### Provided passage
Waxing poetic on a Wednesday

Dustbury calls my attention to this article, which bemoans the "sidelining" of poetry. One of Second Terrace's paragraphs called to me: 

          "This is distressing, because – I think – poetry is the threading of meaning, and thus a little bit of poetry is necessary to the work of belief. And if you think that there is no work to belief, then you will never be able to read a poem."

All of this gives me an excuse to post one of my favorite poems, by Marianne Moore. It pretty much sums up my feelings on poetry, which has been eulogized at least once per generation. I particularly like the line about "imaginary gardens with real toads in them," because poetry is the imaginary garden, and the toads are the critics and poets who take themselves entirely  too seriously.

"Poetry"

I, too, dislike it: there are things that are important beyond
      all this fiddle.
   Reading it, however, with a perfect contempt for it, one
      discovers in
   it after all, a place for the genuine.

### Exercises to complete
**1.** Retype the stretch of the poetry post from "Dustbury calls my" through "all this fiddle.".
**2.** Extend the post on poetry, picking up after its final line.

[Element and coordinate records]
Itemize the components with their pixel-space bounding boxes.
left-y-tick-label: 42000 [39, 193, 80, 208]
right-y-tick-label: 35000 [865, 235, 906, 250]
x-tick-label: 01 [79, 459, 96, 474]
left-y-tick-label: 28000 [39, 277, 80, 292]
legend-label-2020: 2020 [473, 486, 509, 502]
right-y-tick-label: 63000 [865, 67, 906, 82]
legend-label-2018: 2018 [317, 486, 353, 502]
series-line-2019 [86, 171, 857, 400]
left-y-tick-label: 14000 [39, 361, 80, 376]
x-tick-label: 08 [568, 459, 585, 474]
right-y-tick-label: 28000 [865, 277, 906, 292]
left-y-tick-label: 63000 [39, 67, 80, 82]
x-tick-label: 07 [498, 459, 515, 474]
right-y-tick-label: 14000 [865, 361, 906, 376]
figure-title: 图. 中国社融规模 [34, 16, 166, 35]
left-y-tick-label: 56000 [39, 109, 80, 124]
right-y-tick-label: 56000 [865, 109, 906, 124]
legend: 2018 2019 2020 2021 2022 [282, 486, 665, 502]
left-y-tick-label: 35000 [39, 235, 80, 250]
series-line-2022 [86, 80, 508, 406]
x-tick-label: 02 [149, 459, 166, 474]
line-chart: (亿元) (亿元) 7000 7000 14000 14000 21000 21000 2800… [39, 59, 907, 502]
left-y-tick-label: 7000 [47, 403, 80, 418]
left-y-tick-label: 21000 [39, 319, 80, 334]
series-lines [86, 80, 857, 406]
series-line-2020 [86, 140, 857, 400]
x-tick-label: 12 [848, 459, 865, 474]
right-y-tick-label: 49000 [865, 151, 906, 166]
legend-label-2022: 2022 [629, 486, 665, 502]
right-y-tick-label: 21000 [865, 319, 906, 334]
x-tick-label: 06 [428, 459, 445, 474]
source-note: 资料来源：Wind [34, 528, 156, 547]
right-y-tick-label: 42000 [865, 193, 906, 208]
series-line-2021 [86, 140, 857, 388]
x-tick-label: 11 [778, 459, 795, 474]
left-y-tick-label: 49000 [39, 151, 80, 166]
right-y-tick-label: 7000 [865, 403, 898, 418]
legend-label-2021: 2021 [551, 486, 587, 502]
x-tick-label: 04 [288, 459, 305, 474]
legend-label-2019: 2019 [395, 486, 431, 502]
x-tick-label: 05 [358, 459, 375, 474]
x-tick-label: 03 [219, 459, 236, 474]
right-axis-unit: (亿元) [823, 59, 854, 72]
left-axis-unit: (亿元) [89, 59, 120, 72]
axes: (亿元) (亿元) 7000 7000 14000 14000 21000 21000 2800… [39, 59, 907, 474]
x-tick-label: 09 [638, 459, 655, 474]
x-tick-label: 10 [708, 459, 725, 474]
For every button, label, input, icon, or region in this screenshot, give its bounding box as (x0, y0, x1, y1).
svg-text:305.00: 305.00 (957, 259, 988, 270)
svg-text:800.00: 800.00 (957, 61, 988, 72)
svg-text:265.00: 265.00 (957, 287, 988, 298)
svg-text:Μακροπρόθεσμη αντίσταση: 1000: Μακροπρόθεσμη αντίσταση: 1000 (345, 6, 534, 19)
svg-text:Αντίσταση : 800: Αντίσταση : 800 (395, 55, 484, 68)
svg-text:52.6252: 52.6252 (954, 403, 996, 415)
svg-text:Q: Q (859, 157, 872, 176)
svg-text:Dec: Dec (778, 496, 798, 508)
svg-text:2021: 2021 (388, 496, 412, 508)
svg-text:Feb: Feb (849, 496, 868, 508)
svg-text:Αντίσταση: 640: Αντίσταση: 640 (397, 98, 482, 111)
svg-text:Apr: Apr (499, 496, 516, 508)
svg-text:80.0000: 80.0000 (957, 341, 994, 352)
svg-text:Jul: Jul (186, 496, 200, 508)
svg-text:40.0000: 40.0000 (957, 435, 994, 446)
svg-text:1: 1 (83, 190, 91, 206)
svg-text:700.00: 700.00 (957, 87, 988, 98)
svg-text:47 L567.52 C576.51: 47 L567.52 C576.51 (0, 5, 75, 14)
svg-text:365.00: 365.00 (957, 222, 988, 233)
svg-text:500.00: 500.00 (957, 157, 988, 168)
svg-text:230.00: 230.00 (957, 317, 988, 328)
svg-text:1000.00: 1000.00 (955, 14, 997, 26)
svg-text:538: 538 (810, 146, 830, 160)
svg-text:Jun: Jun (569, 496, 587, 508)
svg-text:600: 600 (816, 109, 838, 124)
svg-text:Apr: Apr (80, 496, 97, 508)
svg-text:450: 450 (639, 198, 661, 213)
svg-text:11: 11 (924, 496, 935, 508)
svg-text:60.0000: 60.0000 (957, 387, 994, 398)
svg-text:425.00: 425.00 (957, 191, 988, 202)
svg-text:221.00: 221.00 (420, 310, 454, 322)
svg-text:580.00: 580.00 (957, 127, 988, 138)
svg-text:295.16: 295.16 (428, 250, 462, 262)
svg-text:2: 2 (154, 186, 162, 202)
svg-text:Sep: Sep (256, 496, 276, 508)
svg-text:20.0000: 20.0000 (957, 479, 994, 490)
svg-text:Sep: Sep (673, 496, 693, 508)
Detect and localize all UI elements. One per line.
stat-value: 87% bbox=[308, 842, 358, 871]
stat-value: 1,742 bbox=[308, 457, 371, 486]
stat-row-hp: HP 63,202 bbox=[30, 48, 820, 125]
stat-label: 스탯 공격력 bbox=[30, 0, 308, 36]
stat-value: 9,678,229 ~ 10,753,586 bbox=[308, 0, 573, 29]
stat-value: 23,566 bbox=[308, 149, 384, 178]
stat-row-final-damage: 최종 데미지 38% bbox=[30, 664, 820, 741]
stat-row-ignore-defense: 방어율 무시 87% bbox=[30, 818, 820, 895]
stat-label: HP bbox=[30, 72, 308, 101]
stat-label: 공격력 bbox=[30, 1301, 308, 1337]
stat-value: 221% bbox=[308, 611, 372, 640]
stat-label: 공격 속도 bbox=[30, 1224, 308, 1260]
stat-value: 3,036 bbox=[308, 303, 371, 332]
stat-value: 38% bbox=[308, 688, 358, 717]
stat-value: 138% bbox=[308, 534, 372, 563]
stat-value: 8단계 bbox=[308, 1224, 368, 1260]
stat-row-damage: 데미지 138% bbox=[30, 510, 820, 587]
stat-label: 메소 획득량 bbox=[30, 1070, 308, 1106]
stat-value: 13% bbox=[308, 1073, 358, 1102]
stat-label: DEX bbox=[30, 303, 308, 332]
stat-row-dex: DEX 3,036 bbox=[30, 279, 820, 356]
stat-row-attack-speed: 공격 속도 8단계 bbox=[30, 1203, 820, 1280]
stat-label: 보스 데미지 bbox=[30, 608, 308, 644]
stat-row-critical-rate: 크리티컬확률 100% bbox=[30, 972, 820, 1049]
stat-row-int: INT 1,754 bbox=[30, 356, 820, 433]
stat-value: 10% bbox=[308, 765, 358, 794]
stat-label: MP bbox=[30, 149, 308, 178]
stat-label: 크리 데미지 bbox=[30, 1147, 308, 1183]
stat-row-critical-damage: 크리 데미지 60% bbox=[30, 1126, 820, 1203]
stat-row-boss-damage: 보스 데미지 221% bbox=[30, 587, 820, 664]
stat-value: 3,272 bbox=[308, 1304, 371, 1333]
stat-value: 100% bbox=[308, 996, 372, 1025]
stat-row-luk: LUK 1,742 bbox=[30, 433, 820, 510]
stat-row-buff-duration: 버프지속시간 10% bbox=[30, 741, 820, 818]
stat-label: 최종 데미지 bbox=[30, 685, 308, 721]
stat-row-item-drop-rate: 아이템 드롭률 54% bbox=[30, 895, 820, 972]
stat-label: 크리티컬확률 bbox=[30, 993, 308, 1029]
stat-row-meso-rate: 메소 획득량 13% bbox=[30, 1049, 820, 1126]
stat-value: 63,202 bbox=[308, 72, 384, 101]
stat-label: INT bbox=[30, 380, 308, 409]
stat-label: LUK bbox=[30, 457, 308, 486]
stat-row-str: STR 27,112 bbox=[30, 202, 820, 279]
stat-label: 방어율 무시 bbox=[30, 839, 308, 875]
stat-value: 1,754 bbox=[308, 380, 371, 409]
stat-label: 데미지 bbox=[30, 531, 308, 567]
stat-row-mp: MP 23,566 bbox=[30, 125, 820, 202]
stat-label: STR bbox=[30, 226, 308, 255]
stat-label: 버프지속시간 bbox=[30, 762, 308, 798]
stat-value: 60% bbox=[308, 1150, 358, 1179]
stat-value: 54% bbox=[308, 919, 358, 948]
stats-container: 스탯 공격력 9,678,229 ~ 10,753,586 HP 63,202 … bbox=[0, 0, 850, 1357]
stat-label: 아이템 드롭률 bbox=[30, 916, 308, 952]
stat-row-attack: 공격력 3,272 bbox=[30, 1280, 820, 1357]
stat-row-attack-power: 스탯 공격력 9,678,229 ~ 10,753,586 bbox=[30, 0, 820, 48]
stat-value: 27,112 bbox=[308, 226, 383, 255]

### Final results
**1.**
Dustbury calls my attention to this article, which bemoans the "sidelining" of poetry. One of Second Terrace's paragraphs called to me: 

          "This is distressing, because – I think – poetry is the threading of meaning, and thus a little bit of poetry is necessary to the work of belief. And if you think that there is no work to belief, then you will never be able to read a poem."

All of this gives me an excuse to post one of my favorite poems, by Marianne Moore. It pretty much sums up my feelings on poetry, which has been eulogized at least once per generation. I particularly like the line about "imaginary gardens with real toads in them," because poetry is the imaginary garden, and the toads are the critics and poets who take themselves entirely  too seriously.

"Poetry"

I, too, dislike it: there are things that are important beyond
      all this fiddle.

**2.**
      Hands that can grasp, eyes
      that can dilate, hair that can rise
         if it must, these things are important not because a

high-sounding interpretation can be put upon them but because
      they are
   useful. When they become so derivative as to become
      unintelligible,
   the same thing may be said for all of us, that we
      do not admire what
      we cannot understand: the bat
         holding on upside down or in quest of something to 

eat, elephants pushing, a wild horse taking a roll, a tireless
      wolf under
   a tree, the immovable critic twitching his skin like a horse
      that feels a flea, the base-
   ball fan, the statistician--
      nor is it valid
         to discriminate against "business documents and

school-books"; all these phenomena are important. One must make
      a distinction
   however: when dragged into prominence by half poets, the
      result is not poetry,
   nor till the poets among us can be
     "literalists of
      the imagination"--above
         insolence and triviality and can present

for inspection, "imaginary gardens with real toads in them,"
      shall we have
   it. In the meantime, if you demand on the one hand,
   the raw material of poetry in
      all its rawness and
      that which is on the other hand
         genuine, you are interested in poetry.


2 comments:

  1. Well. There is poetry, and there is, um, "poetry." Or what's sometimes referred to as "poetries."

    I've lately enjoyed a little pissing match between James Campbell ("J.C."), who writes the NB column for The TLS, and a group known loosely as the "Infinite Difference" poets, published by Cambridge Literary Review.

    The bit that started it all is helpfully reproduced here; I agree with Campbell that it's difficult to derive meaning from lines like this (by Marianne Morris):

    not knowing anything or her name. Rich
    sussuration of words at soil's thumby reach
    as he gluey gibbers, love is here ...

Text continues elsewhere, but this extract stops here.